* BEGIN Data provided *

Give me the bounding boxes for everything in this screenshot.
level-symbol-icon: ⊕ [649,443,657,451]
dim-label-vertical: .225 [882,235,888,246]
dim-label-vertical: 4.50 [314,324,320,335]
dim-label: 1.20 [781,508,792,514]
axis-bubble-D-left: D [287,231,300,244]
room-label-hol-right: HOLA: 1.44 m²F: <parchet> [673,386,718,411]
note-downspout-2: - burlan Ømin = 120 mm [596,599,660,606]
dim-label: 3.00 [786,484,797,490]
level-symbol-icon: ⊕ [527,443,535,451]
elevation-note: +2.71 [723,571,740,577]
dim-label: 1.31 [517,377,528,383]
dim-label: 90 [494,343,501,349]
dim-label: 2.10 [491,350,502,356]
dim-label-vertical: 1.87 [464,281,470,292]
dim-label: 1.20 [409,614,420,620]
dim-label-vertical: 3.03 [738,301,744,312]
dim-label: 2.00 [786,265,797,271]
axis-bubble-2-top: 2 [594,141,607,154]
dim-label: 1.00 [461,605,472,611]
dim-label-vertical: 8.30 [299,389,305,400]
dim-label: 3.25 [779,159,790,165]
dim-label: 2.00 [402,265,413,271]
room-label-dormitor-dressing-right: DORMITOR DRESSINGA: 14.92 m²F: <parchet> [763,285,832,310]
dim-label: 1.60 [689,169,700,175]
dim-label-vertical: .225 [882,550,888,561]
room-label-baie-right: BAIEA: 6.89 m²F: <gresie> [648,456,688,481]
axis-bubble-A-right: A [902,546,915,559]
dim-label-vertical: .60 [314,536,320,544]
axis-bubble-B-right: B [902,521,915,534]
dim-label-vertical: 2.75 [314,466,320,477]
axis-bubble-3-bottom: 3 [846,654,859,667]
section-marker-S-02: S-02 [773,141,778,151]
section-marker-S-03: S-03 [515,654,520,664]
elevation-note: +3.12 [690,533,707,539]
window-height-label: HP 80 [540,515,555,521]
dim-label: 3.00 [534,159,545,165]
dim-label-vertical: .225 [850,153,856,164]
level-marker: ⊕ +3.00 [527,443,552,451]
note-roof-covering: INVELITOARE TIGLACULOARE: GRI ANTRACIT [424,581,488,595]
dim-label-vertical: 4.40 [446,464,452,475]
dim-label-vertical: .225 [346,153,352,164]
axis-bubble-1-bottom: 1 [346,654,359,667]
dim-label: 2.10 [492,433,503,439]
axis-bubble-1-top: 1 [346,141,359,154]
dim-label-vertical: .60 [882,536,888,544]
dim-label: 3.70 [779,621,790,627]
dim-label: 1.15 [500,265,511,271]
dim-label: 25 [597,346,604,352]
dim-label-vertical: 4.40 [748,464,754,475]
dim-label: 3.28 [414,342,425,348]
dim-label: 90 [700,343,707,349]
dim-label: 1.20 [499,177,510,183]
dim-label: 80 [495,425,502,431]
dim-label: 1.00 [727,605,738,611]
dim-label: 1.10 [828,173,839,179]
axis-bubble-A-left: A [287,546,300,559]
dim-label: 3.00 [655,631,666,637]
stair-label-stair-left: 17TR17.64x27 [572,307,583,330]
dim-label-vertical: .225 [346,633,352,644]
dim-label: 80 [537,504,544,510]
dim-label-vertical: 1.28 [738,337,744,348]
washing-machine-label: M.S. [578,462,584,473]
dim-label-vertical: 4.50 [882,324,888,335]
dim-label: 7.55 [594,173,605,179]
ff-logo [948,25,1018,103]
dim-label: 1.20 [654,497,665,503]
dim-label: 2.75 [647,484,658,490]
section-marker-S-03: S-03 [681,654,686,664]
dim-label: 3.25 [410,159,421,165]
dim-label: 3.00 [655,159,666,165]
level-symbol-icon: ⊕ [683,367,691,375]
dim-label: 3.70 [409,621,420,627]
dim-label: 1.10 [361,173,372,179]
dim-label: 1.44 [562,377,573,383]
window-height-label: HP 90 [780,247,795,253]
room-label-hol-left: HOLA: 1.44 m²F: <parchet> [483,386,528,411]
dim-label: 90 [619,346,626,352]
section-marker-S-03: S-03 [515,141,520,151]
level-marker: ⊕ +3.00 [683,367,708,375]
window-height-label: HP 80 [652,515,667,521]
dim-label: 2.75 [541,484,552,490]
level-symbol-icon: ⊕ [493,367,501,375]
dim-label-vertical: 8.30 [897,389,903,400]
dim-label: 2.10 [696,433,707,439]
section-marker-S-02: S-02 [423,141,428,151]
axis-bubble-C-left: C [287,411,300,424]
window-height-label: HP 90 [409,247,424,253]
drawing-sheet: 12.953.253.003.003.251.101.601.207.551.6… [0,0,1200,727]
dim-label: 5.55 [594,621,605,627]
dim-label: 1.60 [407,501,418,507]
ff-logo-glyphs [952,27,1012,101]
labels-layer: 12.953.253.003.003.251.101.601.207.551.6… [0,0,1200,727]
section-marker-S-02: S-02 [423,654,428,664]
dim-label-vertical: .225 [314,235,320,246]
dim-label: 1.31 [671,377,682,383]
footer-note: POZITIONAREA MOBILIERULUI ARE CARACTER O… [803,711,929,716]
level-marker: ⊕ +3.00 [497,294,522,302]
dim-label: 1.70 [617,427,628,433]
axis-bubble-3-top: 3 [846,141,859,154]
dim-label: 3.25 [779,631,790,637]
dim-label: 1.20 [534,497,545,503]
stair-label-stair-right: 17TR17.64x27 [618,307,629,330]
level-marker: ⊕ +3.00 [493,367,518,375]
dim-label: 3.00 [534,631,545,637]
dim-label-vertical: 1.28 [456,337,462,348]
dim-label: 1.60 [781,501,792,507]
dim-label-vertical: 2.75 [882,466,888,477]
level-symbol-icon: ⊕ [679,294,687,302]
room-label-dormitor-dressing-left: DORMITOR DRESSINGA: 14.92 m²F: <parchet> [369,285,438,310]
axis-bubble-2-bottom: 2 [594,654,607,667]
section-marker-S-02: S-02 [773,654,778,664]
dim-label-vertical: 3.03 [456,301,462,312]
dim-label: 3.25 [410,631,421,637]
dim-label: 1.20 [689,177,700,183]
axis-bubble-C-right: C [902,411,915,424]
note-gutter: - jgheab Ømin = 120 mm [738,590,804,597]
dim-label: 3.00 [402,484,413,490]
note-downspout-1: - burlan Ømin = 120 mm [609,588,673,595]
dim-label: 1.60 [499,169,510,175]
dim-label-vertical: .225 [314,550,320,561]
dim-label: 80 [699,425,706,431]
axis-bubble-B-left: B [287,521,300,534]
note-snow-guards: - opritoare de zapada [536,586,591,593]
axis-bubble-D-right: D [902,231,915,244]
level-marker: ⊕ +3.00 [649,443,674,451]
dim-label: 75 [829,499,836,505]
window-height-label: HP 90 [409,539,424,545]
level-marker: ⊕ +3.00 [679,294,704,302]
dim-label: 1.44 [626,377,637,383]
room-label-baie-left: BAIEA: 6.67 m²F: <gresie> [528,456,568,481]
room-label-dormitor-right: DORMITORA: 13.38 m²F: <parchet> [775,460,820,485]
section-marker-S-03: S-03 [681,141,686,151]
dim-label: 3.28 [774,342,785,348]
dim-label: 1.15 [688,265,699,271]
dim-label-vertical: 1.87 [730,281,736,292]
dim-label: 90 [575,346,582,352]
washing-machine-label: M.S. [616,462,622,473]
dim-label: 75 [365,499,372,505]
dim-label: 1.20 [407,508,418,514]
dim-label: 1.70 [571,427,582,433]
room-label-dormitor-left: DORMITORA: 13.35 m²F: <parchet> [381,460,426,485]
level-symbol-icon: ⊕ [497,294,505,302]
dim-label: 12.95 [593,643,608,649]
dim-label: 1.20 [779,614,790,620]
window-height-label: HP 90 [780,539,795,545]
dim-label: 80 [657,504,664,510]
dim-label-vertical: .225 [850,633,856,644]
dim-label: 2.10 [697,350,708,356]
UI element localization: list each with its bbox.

* END Data provided *
* BEGIN Data provided *

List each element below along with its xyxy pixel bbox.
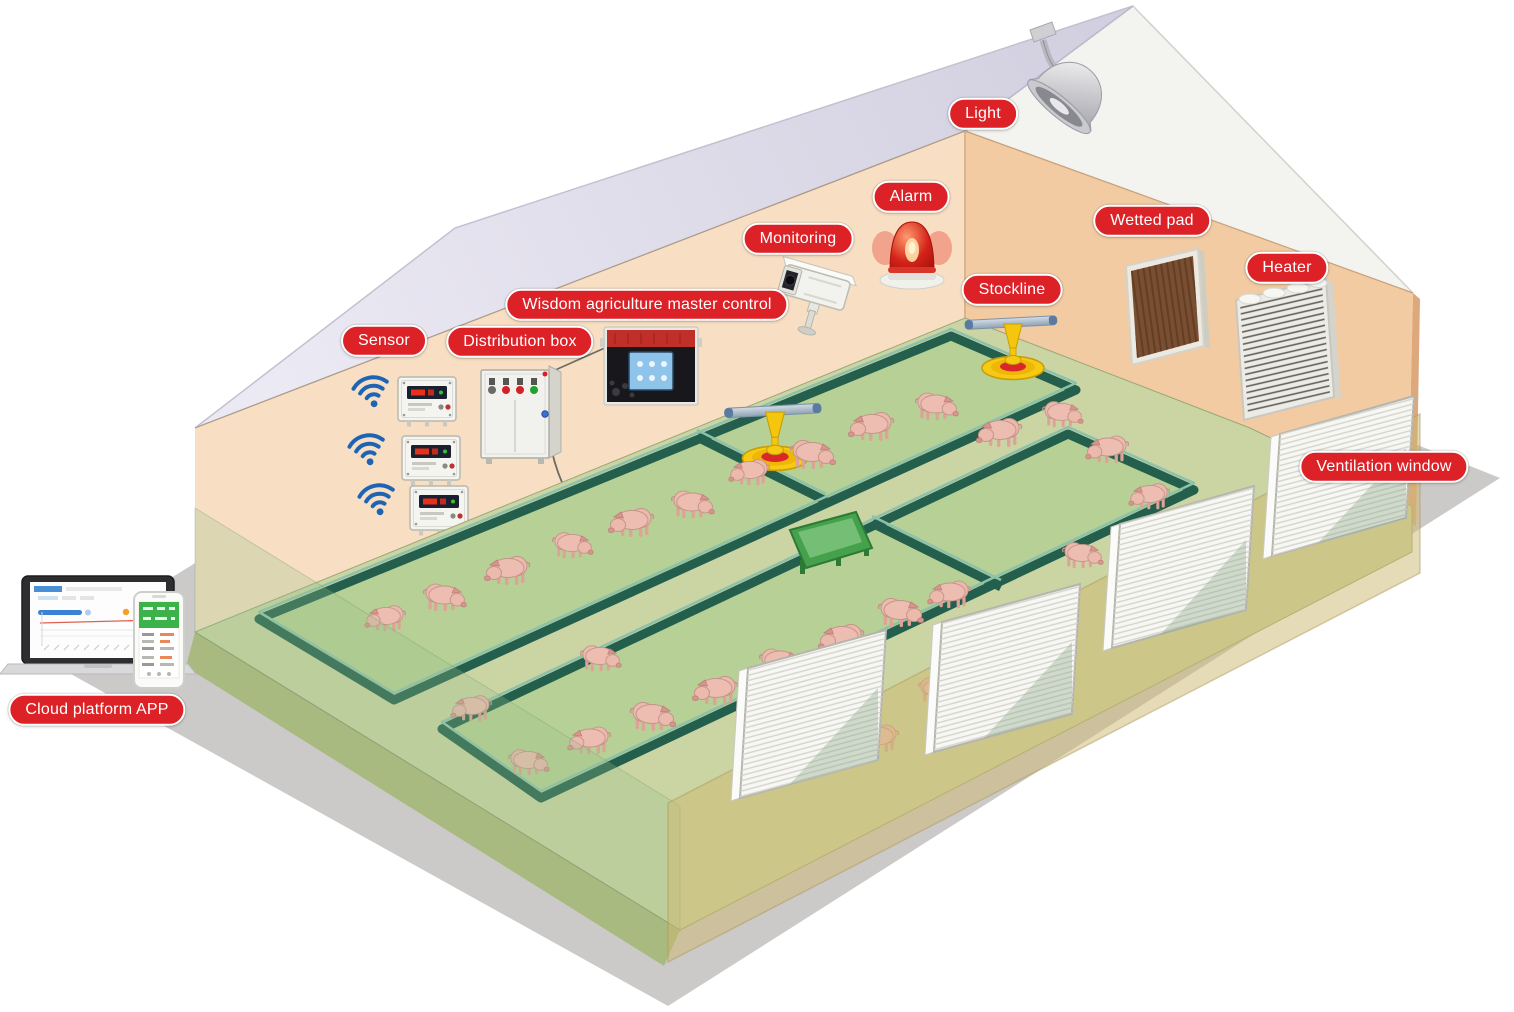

* END Data provided *

Direction: In the data, from the line with "Give me the" up to and including the line with "axis-bubble-D-left: D [287,231,300,244]", substitute "vertical-dimension-label" for "dim-label-vertical" and give back only those lines, otherwise unchanged.

Task result:
Give me the bounding boxes for everything in this screenshot.
level-symbol-icon: ⊕ [649,443,657,451]
vertical-dimension-label: .225 [882,235,888,246]
vertical-dimension-label: 4.50 [314,324,320,335]
dim-label: 1.20 [781,508,792,514]
axis-bubble-D-left: D [287,231,300,244]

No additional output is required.